> _Source extract_:
--- START ---
Going for a walk is one of the few activities we have been able to enjoy during lockdown and as soon as the restrictions changed then to walk outside with family and friends has been a real delight. I know when I would go walking with Sarah in the many hills around Manchester, walking is a great way to cover distance, both physically and in the subject mater in our conversations. Whilst walking we are changed by the experience, by what we see or by what we’ve experienced. I have heard it said that theology travels at three miles an hour, the speed in which Jesus walked around the region of Palestine, having time to talk with people and share their space rather than in the modern steel barriers which cars provide.
One of the most profound moments in the gospels is when two disciples are walking the eight miles from Jerusalem to Emmaus and Jesus walks with them. They don’t know it’s Jesus but during the walk Jesus explains all the things that has happened and when they arrive at Emmaus they recognize him in the breaking of the bread. How the lives and understanding of the disciples changed during that walk.
And so ministry is a little like walking with people. We spend a period of time in close proximity and then we move on. Ministers come and go, leaving a foot print behind, sometimes deep and persistent and other times just a faint odour of someone passing by. But the terrain of the people and communities we work with, also change us, transform us. We are not the same as the person we were when we first started out.
--- END ---
> _Recorded data_:
--- START ---
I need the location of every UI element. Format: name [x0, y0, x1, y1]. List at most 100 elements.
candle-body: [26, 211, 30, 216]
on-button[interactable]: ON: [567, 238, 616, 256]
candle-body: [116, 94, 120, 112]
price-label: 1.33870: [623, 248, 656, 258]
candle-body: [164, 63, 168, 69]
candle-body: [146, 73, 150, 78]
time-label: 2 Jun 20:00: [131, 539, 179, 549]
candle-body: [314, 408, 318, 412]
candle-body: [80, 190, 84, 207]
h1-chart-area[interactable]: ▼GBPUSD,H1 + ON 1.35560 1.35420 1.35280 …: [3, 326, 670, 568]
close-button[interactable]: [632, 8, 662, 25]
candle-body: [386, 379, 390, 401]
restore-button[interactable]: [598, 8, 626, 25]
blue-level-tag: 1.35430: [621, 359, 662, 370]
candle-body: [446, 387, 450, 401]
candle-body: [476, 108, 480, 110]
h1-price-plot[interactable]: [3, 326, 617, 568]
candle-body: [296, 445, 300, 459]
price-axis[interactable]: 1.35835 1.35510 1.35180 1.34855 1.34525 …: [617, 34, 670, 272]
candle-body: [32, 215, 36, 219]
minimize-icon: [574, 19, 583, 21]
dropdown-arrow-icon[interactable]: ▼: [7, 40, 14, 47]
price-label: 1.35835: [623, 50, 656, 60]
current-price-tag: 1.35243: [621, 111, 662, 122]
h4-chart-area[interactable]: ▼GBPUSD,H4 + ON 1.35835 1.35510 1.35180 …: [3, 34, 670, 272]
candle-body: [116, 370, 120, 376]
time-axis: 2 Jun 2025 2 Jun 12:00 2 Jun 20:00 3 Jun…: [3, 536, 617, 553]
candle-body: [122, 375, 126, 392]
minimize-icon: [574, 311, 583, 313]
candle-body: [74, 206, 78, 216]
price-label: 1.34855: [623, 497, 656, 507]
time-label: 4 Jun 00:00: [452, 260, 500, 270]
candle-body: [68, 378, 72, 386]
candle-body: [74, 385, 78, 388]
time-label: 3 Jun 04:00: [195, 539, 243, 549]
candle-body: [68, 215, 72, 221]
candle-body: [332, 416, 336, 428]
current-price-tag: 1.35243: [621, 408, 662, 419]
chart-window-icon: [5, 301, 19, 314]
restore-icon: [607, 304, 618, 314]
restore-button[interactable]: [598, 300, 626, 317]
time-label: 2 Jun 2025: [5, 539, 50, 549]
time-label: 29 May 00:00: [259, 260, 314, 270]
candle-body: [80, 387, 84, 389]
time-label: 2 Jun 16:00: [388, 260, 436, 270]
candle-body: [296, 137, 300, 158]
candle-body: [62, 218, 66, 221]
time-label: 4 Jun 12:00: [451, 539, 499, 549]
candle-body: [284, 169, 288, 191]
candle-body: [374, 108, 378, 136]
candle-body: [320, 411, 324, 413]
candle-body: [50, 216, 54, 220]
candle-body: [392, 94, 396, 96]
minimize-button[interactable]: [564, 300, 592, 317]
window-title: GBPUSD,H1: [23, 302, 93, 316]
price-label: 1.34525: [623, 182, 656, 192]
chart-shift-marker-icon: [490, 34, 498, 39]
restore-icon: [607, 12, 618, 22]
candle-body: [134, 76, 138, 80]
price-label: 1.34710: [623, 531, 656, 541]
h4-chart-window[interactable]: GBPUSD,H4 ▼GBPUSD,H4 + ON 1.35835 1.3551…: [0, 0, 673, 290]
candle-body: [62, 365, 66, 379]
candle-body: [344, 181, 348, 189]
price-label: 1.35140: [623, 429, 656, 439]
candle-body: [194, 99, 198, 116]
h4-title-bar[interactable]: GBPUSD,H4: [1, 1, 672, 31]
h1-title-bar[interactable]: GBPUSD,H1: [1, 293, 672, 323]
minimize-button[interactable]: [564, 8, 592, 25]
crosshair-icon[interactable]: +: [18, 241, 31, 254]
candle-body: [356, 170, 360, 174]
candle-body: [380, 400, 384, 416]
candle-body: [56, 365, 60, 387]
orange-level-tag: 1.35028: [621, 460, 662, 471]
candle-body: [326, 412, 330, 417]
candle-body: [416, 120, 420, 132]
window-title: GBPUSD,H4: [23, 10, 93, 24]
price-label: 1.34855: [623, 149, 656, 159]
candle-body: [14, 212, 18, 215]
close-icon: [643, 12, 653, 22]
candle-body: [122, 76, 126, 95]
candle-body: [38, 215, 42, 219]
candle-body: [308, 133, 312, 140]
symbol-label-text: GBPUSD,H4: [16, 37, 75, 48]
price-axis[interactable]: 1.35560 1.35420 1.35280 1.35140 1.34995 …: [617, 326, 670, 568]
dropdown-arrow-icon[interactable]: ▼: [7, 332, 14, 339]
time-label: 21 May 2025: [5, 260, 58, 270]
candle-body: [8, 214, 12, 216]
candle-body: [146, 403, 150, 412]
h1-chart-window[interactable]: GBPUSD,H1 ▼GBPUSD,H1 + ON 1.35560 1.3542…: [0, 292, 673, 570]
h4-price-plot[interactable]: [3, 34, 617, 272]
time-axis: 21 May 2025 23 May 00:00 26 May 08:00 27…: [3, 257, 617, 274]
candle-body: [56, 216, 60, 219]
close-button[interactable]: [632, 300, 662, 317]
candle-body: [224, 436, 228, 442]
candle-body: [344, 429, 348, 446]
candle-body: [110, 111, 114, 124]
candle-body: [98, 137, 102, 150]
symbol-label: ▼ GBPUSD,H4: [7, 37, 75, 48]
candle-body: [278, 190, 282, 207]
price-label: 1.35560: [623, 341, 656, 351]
--- END ---
> _Tasks to carry out_:
1. In the reflection on walking, at what speed is theology said to travel?
2. Condense the paragraph of the reflection on walking that begins "And so ministry is a little like walking" into a short bulleted list that keeps its main points.
3. Extend the reflection on walking with a further paragraph that follows on from its final sentence.

> _Activity answers_:
1. Three miles an hour.

2.
- Ministry resembles walking with people: a period in close proximity, then moving on.
- Ministers come and go, leaving a footprint that may be deep and persistent or only a faint trace.
- The people and communities they work with also change and transform them.
- They are no longer the person they were when they first started out.

3.
Twelve years we have walked with this circuit, and as a family we have had life changing experiences and as an individual I have seen and learnt a great deal. A great deal about what is the nature of church and discipleship and a great deal about grace and the love we have felt here. Grace because there have been times the needs of our family have meant that even when I couldn’t give any more, the circuit gave to us. You shared our joys and you shared our pains. This was a time when I gained a daughter and I lost my wife, and you not only shared in that, you supported us in that.
When I look back over the miles we have walked, I am less concerned about the foot print I leave behind but more aware of the imprint of Manchester on our family. The people of the circuit and the families. The love within the churches. Manchester, a city full of vibrance and new life, which witnessed the Arena Bombing and along with other great cities has fought the Covid battle together.
So I pray that you will continue to find a sense of God working in your community, but that you continue to walk with God, in all the challenges that God provides, that you might see the Kingdom come and churches grow so that you all might find the love of God, through Jesus Christ and share it with others.